-- Start GIVEN RECORDS --

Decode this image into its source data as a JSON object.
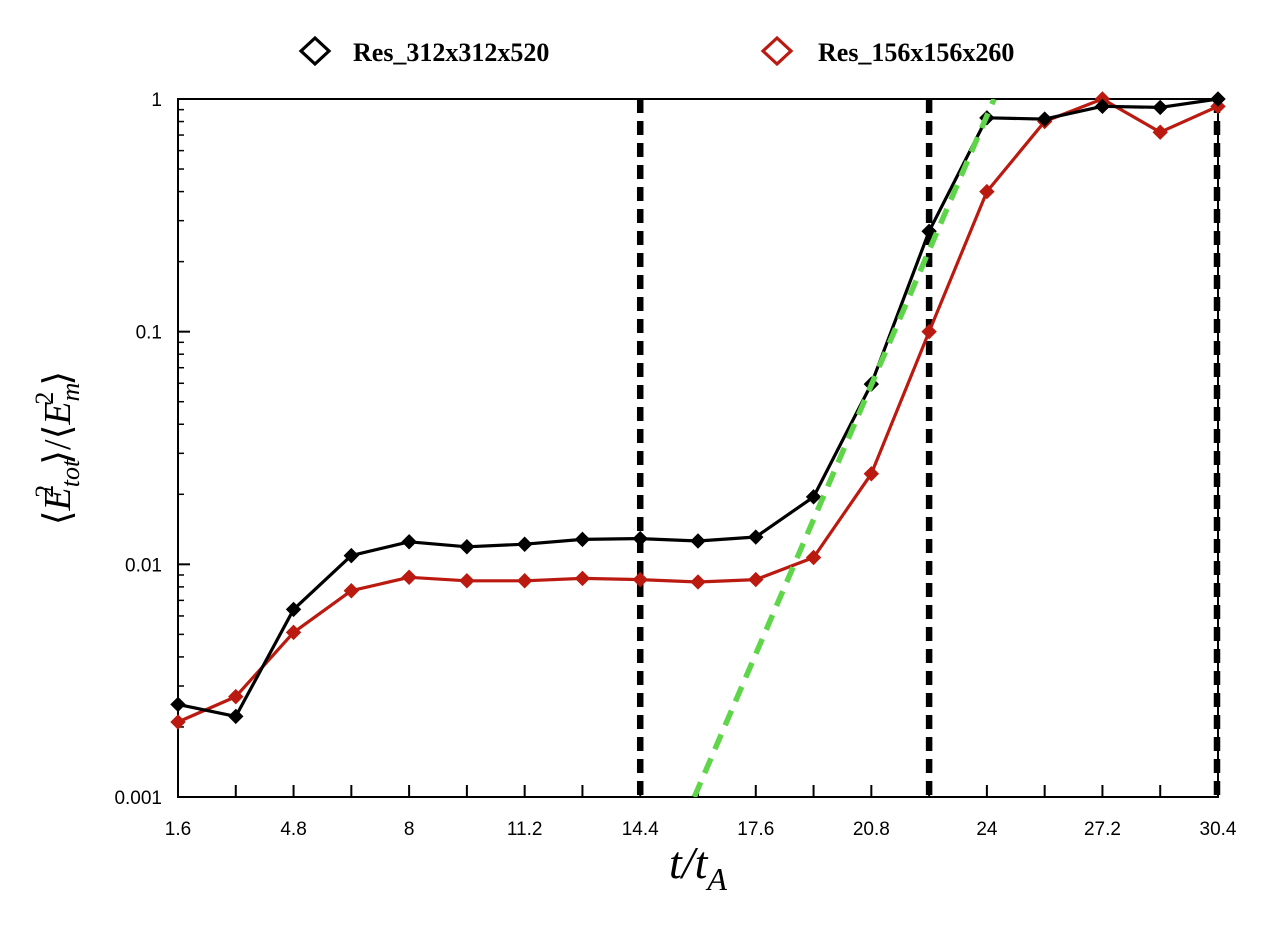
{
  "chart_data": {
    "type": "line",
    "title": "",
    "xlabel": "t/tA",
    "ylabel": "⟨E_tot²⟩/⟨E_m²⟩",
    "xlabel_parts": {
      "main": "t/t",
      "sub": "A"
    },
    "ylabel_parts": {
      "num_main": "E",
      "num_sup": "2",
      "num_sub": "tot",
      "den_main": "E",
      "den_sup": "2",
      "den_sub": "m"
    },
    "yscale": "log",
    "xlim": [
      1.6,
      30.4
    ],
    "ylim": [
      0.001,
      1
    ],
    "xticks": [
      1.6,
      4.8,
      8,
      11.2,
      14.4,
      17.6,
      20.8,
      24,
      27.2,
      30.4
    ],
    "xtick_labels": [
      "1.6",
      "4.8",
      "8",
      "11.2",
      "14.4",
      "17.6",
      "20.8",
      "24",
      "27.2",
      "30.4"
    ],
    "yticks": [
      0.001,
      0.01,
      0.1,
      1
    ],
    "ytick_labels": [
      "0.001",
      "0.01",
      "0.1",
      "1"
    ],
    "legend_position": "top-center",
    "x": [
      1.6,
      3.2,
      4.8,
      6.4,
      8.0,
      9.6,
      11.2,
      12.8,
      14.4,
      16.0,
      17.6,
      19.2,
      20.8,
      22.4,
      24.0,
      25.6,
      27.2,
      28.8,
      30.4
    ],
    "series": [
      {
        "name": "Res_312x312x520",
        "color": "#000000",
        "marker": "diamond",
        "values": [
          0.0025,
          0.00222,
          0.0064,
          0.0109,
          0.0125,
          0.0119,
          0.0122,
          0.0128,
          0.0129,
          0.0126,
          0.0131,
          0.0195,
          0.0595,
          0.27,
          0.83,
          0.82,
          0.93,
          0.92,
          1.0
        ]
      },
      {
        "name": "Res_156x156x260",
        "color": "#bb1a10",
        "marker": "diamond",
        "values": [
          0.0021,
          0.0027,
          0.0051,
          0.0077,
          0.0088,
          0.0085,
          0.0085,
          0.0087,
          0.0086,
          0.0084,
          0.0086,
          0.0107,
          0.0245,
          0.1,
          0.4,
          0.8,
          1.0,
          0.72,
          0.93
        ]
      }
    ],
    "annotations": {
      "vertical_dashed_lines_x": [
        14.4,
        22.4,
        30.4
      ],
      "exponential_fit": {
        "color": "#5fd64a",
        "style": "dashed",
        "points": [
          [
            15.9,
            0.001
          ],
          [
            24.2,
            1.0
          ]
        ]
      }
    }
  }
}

-- End GIVEN RECORDS --

§ **TASK**: Output all the records, word for word, with no pictures in the copy.

§ **SOLUTION BELOW**:
Decode this image into its source data as a JSON object.
{
  "chart_data": {
    "type": "line",
    "title": "",
    "xlabel": "t/tA",
    "ylabel": "⟨E_tot²⟩/⟨E_m²⟩",
    "xlabel_parts": {
      "main": "t/t",
      "sub": "A"
    },
    "ylabel_parts": {
      "num_main": "E",
      "num_sup": "2",
      "num_sub": "tot",
      "den_main": "E",
      "den_sup": "2",
      "den_sub": "m"
    },
    "yscale": "log",
    "xlim": [
      1.6,
      30.4
    ],
    "ylim": [
      0.001,
      1
    ],
    "xticks": [
      1.6,
      4.8,
      8,
      11.2,
      14.4,
      17.6,
      20.8,
      24,
      27.2,
      30.4
    ],
    "xtick_labels": [
      "1.6",
      "4.8",
      "8",
      "11.2",
      "14.4",
      "17.6",
      "20.8",
      "24",
      "27.2",
      "30.4"
    ],
    "yticks": [
      0.001,
      0.01,
      0.1,
      1
    ],
    "ytick_labels": [
      "0.001",
      "0.01",
      "0.1",
      "1"
    ],
    "legend_position": "top-center",
    "x": [
      1.6,
      3.2,
      4.8,
      6.4,
      8.0,
      9.6,
      11.2,
      12.8,
      14.4,
      16.0,
      17.6,
      19.2,
      20.8,
      22.4,
      24.0,
      25.6,
      27.2,
      28.8,
      30.4
    ],
    "series": [
      {
        "name": "Res_312x312x520",
        "color": "#000000",
        "marker": "diamond",
        "values": [
          0.0025,
          0.00222,
          0.0064,
          0.0109,
          0.0125,
          0.0119,
          0.0122,
          0.0128,
          0.0129,
          0.0126,
          0.0131,
          0.0195,
          0.0595,
          0.27,
          0.83,
          0.82,
          0.93,
          0.92,
          1.0
        ]
      },
      {
        "name": "Res_156x156x260",
        "color": "#bb1a10",
        "marker": "diamond",
        "values": [
          0.0021,
          0.0027,
          0.0051,
          0.0077,
          0.0088,
          0.0085,
          0.0085,
          0.0087,
          0.0086,
          0.0084,
          0.0086,
          0.0107,
          0.0245,
          0.1,
          0.4,
          0.8,
          1.0,
          0.72,
          0.93
        ]
      }
    ],
    "annotations": {
      "vertical_dashed_lines_x": [
        14.4,
        22.4,
        30.4
      ],
      "exponential_fit": {
        "color": "#5fd64a",
        "style": "dashed",
        "points": [
          [
            15.9,
            0.001
          ],
          [
            24.2,
            1.0
          ]
        ]
      }
    }
  }
}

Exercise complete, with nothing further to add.